### DESCRIPTION OF THE TASK
Gather the lines that hold the string "Alphabet".

## Begin AVAILABLE RECORDS

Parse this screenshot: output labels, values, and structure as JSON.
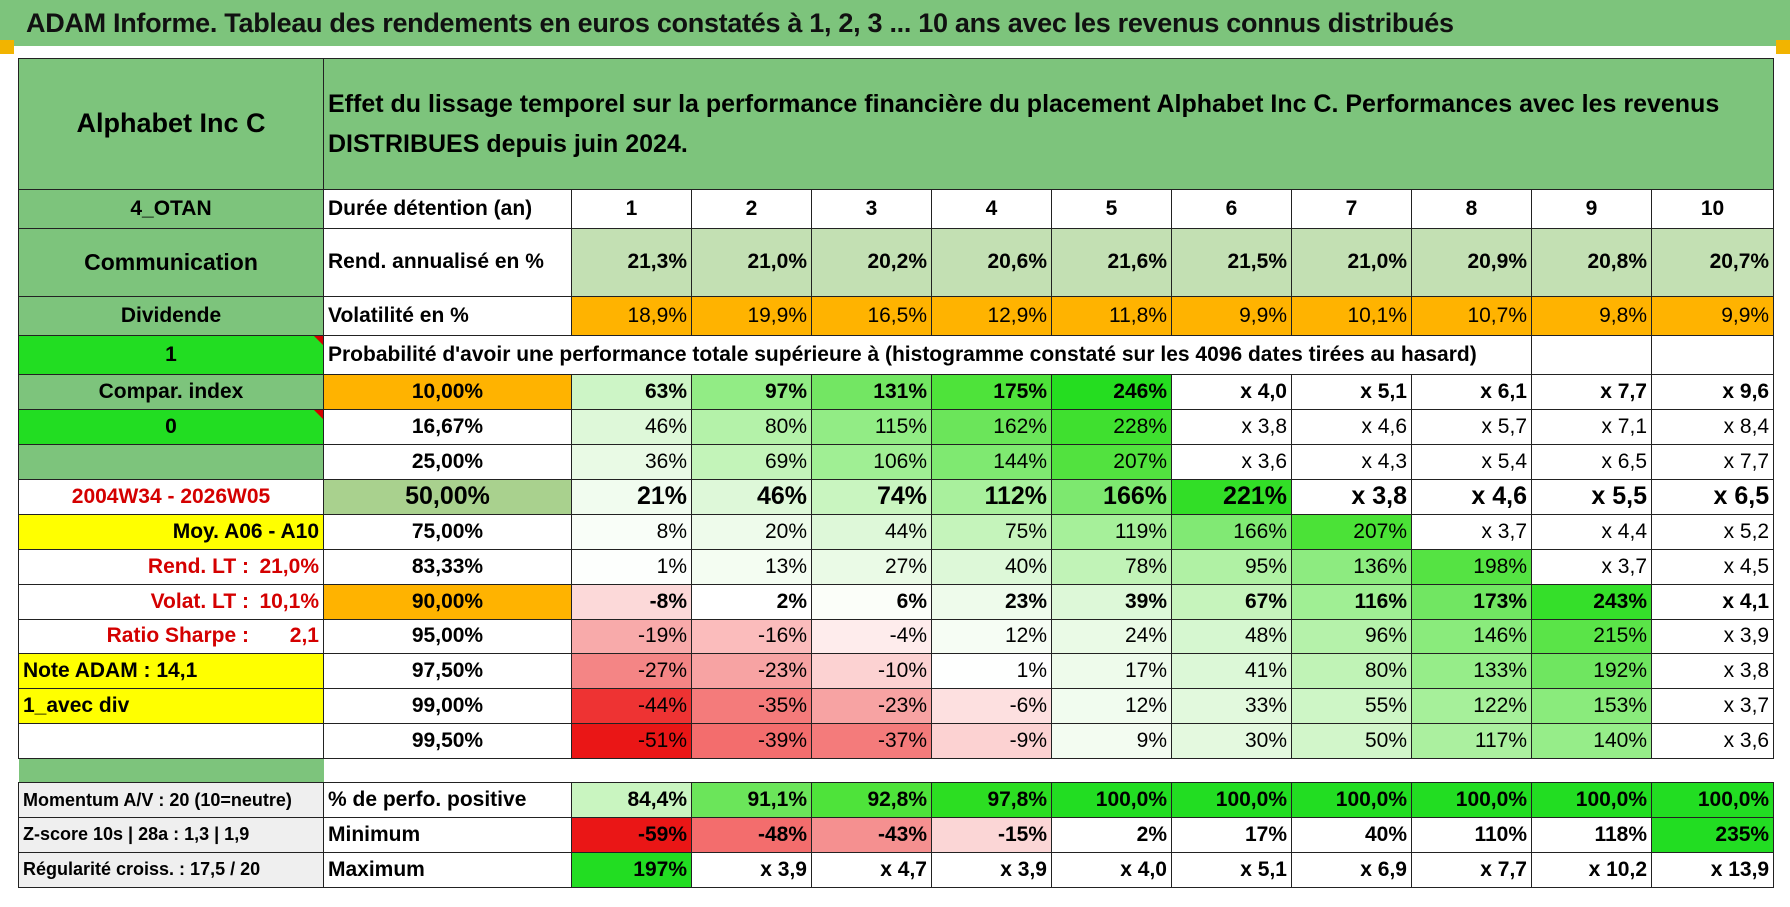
{
  "title": "ADAM Informe. Tableau des rendements en euros constatés à 1, 2, 3 ... 10 ans avec les revenus connus distribués",
  "header": {
    "asset": "Alphabet Inc C",
    "description": "Effet du lissage temporel sur la performance financière du placement Alphabet Inc C. Performances avec les revenus DISTRIBUES depuis juin 2024."
  },
  "labels": {
    "group": "4_OTAN",
    "sector": "Communication",
    "payout": "Dividende",
    "one": "1",
    "compar_index": "Compar. index",
    "zero": "0",
    "period": "2004W34 - 2026W05",
    "moy": "Moy. A06 - A10",
    "rend_lt_label": "Rend. LT :",
    "rend_lt_value": "21,0%",
    "volat_lt_label": "Volat. LT :",
    "volat_lt_value": "10,1%",
    "sharpe_label": "Ratio Sharpe :",
    "sharpe_value": "2,1",
    "note": "Note ADAM : 14,1",
    "div": "1_avec div",
    "momentum": "Momentum A/V : 20 (10=neutre)",
    "zscore": "Z-score 10s | 28a : 1,3 | 1,9",
    "regularite": "Régularité croiss. : 17,5 / 20"
  },
  "durations": {
    "label": "Durée détention (an)",
    "values": [
      "1",
      "2",
      "3",
      "4",
      "5",
      "6",
      "7",
      "8",
      "9",
      "10"
    ]
  },
  "rendement": {
    "label": "Rend. annualisé en %",
    "values": [
      "21,3%",
      "21,0%",
      "20,2%",
      "20,6%",
      "21,6%",
      "21,5%",
      "21,0%",
      "20,9%",
      "20,8%",
      "20,7%"
    ]
  },
  "volatilite": {
    "label": "Volatilité en %",
    "values": [
      "18,9%",
      "19,9%",
      "16,5%",
      "12,9%",
      "11,8%",
      "9,9%",
      "10,1%",
      "10,7%",
      "9,8%",
      "9,9%"
    ]
  },
  "probability_caption": "Probabilité d'avoir une performance totale supérieure à (histogramme constaté sur les 4096 dates tirées au hasard)",
  "prob_rows": [
    {
      "p": "10,00%",
      "values": [
        "63%",
        "97%",
        "131%",
        "175%",
        "246%",
        "x 4,0",
        "x 5,1",
        "x 6,1",
        "x 7,7",
        "x 9,6"
      ]
    },
    {
      "p": "16,67%",
      "values": [
        "46%",
        "80%",
        "115%",
        "162%",
        "228%",
        "x 3,8",
        "x 4,6",
        "x 5,7",
        "x 7,1",
        "x 8,4"
      ]
    },
    {
      "p": "25,00%",
      "values": [
        "36%",
        "69%",
        "106%",
        "144%",
        "207%",
        "x 3,6",
        "x 4,3",
        "x 5,4",
        "x 6,5",
        "x 7,7"
      ]
    },
    {
      "p": "50,00%",
      "values": [
        "21%",
        "46%",
        "74%",
        "112%",
        "166%",
        "221%",
        "x 3,8",
        "x 4,6",
        "x 5,5",
        "x 6,5"
      ]
    },
    {
      "p": "75,00%",
      "values": [
        "8%",
        "20%",
        "44%",
        "75%",
        "119%",
        "166%",
        "207%",
        "x 3,7",
        "x 4,4",
        "x 5,2"
      ]
    },
    {
      "p": "83,33%",
      "values": [
        "1%",
        "13%",
        "27%",
        "40%",
        "78%",
        "95%",
        "136%",
        "198%",
        "x 3,7",
        "x 4,5"
      ]
    },
    {
      "p": "90,00%",
      "values": [
        "-8%",
        "2%",
        "6%",
        "23%",
        "39%",
        "67%",
        "116%",
        "173%",
        "243%",
        "x 4,1"
      ]
    },
    {
      "p": "95,00%",
      "values": [
        "-19%",
        "-16%",
        "-4%",
        "12%",
        "24%",
        "48%",
        "96%",
        "146%",
        "215%",
        "x 3,9"
      ]
    },
    {
      "p": "97,50%",
      "values": [
        "-27%",
        "-23%",
        "-10%",
        "1%",
        "17%",
        "41%",
        "80%",
        "133%",
        "192%",
        "x 3,8"
      ]
    },
    {
      "p": "99,00%",
      "values": [
        "-44%",
        "-35%",
        "-23%",
        "-6%",
        "12%",
        "33%",
        "55%",
        "122%",
        "153%",
        "x 3,7"
      ]
    },
    {
      "p": "99,50%",
      "values": [
        "-51%",
        "-39%",
        "-37%",
        "-9%",
        "9%",
        "30%",
        "50%",
        "117%",
        "140%",
        "x 3,6"
      ]
    }
  ],
  "stats": {
    "positive": {
      "label": "% de perfo. positive",
      "values": [
        "84,4%",
        "91,1%",
        "92,8%",
        "97,8%",
        "100,0%",
        "100,0%",
        "100,0%",
        "100,0%",
        "100,0%",
        "100,0%"
      ]
    },
    "minimum": {
      "label": "Minimum",
      "values": [
        "-59%",
        "-48%",
        "-43%",
        "-15%",
        "2%",
        "17%",
        "40%",
        "110%",
        "118%",
        "235%"
      ]
    },
    "maximum": {
      "label": "Maximum",
      "values": [
        "197%",
        "x 3,9",
        "x 4,7",
        "x 3,9",
        "x 4,0",
        "x 5,1",
        "x 6,9",
        "x 7,7",
        "x 10,2",
        "x 13,9"
      ]
    }
  },
  "colors": {
    "title_bg": "#7dc47c",
    "label_green": "#7dc47c",
    "bright_green": "#22dd22",
    "yellow": "#ffff00",
    "orange": "#ffb300",
    "rend_green": "#c3e0b3",
    "median_green": "#a9d18e",
    "red_text": "#d40000"
  },
  "fills": {
    "rendement": [
      "#c3e0b3",
      "#c3e0b3",
      "#c3e0b3",
      "#c3e0b3",
      "#c3e0b3",
      "#c3e0b3",
      "#c3e0b3",
      "#c3e0b3",
      "#c3e0b3",
      "#c3e0b3"
    ],
    "volatilite": [
      "#ffb300",
      "#ffb300",
      "#ffb300",
      "#ffb300",
      "#ffb300",
      "#ffb300",
      "#ffb300",
      "#ffb300",
      "#ffb300",
      "#ffb300"
    ],
    "prob": [
      [
        "#cdf5c6",
        "#92ec85",
        "#73e663",
        "#4ee33a",
        "#25dd20",
        "#fff",
        "#fff",
        "#fff",
        "#fff",
        "#fff"
      ],
      [
        "#def8d9",
        "#b4f2a9",
        "#92ec85",
        "#6be55a",
        "#3fe02f",
        "#fff",
        "#fff",
        "#fff",
        "#fff",
        "#fff"
      ],
      [
        "#e9faE5",
        "#c3f4b9",
        "#a0ef94",
        "#7fe971",
        "#52e23f",
        "#fff",
        "#fff",
        "#fff",
        "#fff",
        "#fff"
      ],
      [
        "#f1fcef",
        "#def8d9",
        "#c9f5c0",
        "#a9f09d",
        "#7de86f",
        "#32de27",
        "#fff",
        "#fff",
        "#fff",
        "#fff"
      ],
      [
        "#f9fef8",
        "#eefbeb",
        "#def8d9",
        "#c5f4bb",
        "#a6f09a",
        "#81e974",
        "#4be237",
        "#fff",
        "#fff",
        "#fff"
      ],
      [
        "#fdfffd",
        "#f4fdf2",
        "#eafae6",
        "#ddf8d8",
        "#c1f3b7",
        "#b0f1a4",
        "#8deb80",
        "#55e343",
        "#fff",
        "#fff"
      ],
      [
        "#fcd9d9",
        "#fff",
        "#fbfef9",
        "#eefbeb",
        "#ddf8d8",
        "#c6f4bc",
        "#a0ef94",
        "#71e662",
        "#35df2a",
        "#fff"
      ],
      [
        "#f8aaaa",
        "#fbbcbc",
        "#feecec",
        "#f6fdf4",
        "#eafae6",
        "#d6f7d0",
        "#b5f2aa",
        "#8aeb7c",
        "#5ae448",
        "#fff"
      ],
      [
        "#f48585",
        "#f7a3a3",
        "#fcd2d2",
        "#fefffe",
        "#eefbeb",
        "#dcf8d7",
        "#c0f3b6",
        "#96ed89",
        "#6fe660",
        "#fff"
      ],
      [
        "#ee3333",
        "#f47b7b",
        "#f7a3a3",
        "#fde0e0",
        "#f1fcef",
        "#e2f9dd",
        "#cef6c6",
        "#a6f09a",
        "#8aeb7c",
        "#fff"
      ],
      [
        "#ea1616",
        "#f36d6d",
        "#f47b7b",
        "#fcd2d2",
        "#f3fcf1",
        "#e4f9df",
        "#d2f6ca",
        "#abf09f",
        "#96ed89",
        "#fff"
      ]
    ],
    "positive": [
      "#c9f5c0",
      "#6be55a",
      "#4ee33a",
      "#2cde22",
      "#22dd22",
      "#22dd22",
      "#22dd22",
      "#22dd22",
      "#22dd22",
      "#22dd22"
    ],
    "minimum": [
      "#ea1616",
      "#f36d6d",
      "#f59090",
      "#fbd6d6",
      "#fff",
      "#fff",
      "#fff",
      "#fff",
      "#fff",
      "#22dd22"
    ],
    "maximum": [
      "#22dd22",
      "#fff",
      "#fff",
      "#fff",
      "#fff",
      "#fff",
      "#fff",
      "#fff",
      "#fff",
      "#fff"
    ]
  },
  "left_fills": {
    "period": "#ffffff"
  }
}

## End AVAILABLE RECORDS

### EXERCISE RESPONSE
    "asset": "Alphabet Inc C",
    "description": "Effet du lissage temporel sur la performance financière du placement Alphabet Inc C. Performances avec les revenus DISTRIBUES depuis juin 2024."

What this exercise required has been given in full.